** START Data records **

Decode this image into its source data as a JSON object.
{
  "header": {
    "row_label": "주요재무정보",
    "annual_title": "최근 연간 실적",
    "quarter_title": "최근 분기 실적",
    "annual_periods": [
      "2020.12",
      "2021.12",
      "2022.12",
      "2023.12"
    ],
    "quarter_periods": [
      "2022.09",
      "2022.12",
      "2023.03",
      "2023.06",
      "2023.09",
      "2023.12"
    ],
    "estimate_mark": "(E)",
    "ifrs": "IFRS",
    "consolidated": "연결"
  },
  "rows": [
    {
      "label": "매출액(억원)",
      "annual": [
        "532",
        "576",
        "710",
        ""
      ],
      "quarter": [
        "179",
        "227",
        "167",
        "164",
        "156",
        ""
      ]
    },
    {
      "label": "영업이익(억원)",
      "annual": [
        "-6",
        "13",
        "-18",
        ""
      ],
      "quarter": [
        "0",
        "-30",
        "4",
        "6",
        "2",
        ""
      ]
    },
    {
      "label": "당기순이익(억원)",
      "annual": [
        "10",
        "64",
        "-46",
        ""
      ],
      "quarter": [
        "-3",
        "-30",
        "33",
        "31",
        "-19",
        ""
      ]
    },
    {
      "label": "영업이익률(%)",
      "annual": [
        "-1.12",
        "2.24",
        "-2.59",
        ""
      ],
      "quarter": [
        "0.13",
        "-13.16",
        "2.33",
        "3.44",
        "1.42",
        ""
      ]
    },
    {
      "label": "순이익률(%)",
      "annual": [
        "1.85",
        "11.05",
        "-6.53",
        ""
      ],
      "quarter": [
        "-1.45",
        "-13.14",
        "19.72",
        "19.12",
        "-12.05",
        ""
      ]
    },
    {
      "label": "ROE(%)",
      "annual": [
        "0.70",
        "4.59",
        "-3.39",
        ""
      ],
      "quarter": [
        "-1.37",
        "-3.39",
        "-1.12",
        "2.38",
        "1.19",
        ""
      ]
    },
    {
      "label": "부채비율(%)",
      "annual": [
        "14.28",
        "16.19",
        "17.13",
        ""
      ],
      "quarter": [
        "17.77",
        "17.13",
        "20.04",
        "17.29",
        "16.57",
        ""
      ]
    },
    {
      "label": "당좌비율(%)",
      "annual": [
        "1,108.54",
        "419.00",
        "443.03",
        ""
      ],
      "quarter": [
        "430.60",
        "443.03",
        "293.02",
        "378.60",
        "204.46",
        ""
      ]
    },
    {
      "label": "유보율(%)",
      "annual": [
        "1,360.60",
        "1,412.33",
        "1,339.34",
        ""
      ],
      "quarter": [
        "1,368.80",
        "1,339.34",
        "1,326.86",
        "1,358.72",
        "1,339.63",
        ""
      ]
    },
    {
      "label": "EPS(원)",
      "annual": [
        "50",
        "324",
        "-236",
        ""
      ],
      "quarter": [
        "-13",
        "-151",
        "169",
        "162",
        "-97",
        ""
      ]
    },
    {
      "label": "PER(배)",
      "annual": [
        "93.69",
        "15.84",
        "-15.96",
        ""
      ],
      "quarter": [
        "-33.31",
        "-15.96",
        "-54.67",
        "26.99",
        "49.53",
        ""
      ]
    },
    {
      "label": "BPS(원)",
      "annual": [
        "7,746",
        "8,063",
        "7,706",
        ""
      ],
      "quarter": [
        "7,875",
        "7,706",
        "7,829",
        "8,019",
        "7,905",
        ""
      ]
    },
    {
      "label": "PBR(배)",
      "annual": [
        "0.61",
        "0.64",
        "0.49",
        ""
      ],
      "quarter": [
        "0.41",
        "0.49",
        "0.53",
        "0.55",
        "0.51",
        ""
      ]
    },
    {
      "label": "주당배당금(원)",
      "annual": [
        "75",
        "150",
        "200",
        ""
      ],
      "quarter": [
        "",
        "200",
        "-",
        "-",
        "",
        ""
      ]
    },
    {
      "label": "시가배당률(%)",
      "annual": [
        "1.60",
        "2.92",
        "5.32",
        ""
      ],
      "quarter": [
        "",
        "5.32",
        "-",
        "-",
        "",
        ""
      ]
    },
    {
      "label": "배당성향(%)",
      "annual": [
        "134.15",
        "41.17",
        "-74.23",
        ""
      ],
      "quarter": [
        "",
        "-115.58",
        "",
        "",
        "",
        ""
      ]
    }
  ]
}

** END Data records **

■ Exercise brief: Output all of the material exactly as written.

■ Task response:
Decode this image into its source data as a JSON object.
{
  "header": {
    "row_label": "주요재무정보",
    "annual_title": "최근 연간 실적",
    "quarter_title": "최근 분기 실적",
    "annual_periods": [
      "2020.12",
      "2021.12",
      "2022.12",
      "2023.12"
    ],
    "quarter_periods": [
      "2022.09",
      "2022.12",
      "2023.03",
      "2023.06",
      "2023.09",
      "2023.12"
    ],
    "estimate_mark": "(E)",
    "ifrs": "IFRS",
    "consolidated": "연결"
  },
  "rows": [
    {
      "label": "매출액(억원)",
      "annual": [
        "532",
        "576",
        "710",
        ""
      ],
      "quarter": [
        "179",
        "227",
        "167",
        "164",
        "156",
        ""
      ]
    },
    {
      "label": "영업이익(억원)",
      "annual": [
        "-6",
        "13",
        "-18",
        ""
      ],
      "quarter": [
        "0",
        "-30",
        "4",
        "6",
        "2",
        ""
      ]
    },
    {
      "label": "당기순이익(억원)",
      "annual": [
        "10",
        "64",
        "-46",
        ""
      ],
      "quarter": [
        "-3",
        "-30",
        "33",
        "31",
        "-19",
        ""
      ]
    },
    {
      "label": "영업이익률(%)",
      "annual": [
        "-1.12",
        "2.24",
        "-2.59",
        ""
      ],
      "quarter": [
        "0.13",
        "-13.16",
        "2.33",
        "3.44",
        "1.42",
        ""
      ]
    },
    {
      "label": "순이익률(%)",
      "annual": [
        "1.85",
        "11.05",
        "-6.53",
        ""
      ],
      "quarter": [
        "-1.45",
        "-13.14",
        "19.72",
        "19.12",
        "-12.05",
        ""
      ]
    },
    {
      "label": "ROE(%)",
      "annual": [
        "0.70",
        "4.59",
        "-3.39",
        ""
      ],
      "quarter": [
        "-1.37",
        "-3.39",
        "-1.12",
        "2.38",
        "1.19",
        ""
      ]
    },
    {
      "label": "부채비율(%)",
      "annual": [
        "14.28",
        "16.19",
        "17.13",
        ""
      ],
      "quarter": [
        "17.77",
        "17.13",
        "20.04",
        "17.29",
        "16.57",
        ""
      ]
    },
    {
      "label": "당좌비율(%)",
      "annual": [
        "1,108.54",
        "419.00",
        "443.03",
        ""
      ],
      "quarter": [
        "430.60",
        "443.03",
        "293.02",
        "378.60",
        "204.46",
        ""
      ]
    },
    {
      "label": "유보율(%)",
      "annual": [
        "1,360.60",
        "1,412.33",
        "1,339.34",
        ""
      ],
      "quarter": [
        "1,368.80",
        "1,339.34",
        "1,326.86",
        "1,358.72",
        "1,339.63",
        ""
      ]
    },
    {
      "label": "EPS(원)",
      "annual": [
        "50",
        "324",
        "-236",
        ""
      ],
      "quarter": [
        "-13",
        "-151",
        "169",
        "162",
        "-97",
        ""
      ]
    },
    {
      "label": "PER(배)",
      "annual": [
        "93.69",
        "15.84",
        "-15.96",
        ""
      ],
      "quarter": [
        "-33.31",
        "-15.96",
        "-54.67",
        "26.99",
        "49.53",
        ""
      ]
    },
    {
      "label": "BPS(원)",
      "annual": [
        "7,746",
        "8,063",
        "7,706",
        ""
      ],
      "quarter": [
        "7,875",
        "7,706",
        "7,829",
        "8,019",
        "7,905",
        ""
      ]
    },
    {
      "label": "PBR(배)",
      "annual": [
        "0.61",
        "0.64",
        "0.49",
        ""
      ],
      "quarter": [
        "0.41",
        "0.49",
        "0.53",
        "0.55",
        "0.51",
        ""
      ]
    },
    {
      "label": "주당배당금(원)",
      "annual": [
        "75",
        "150",
        "200",
        ""
      ],
      "quarter": [
        "",
        "200",
        "-",
        "-",
        "",
        ""
      ]
    },
    {
      "label": "시가배당률(%)",
      "annual": [
        "1.60",
        "2.92",
        "5.32",
        ""
      ],
      "quarter": [
        "",
        "5.32",
        "-",
        "-",
        "",
        ""
      ]
    },
    {
      "label": "배당성향(%)",
      "annual": [
        "134.15",
        "41.17",
        "-74.23",
        ""
      ],
      "quarter": [
        "",
        "-115.58",
        "",
        "",
        "",
        ""
      ]
    }
  ]
}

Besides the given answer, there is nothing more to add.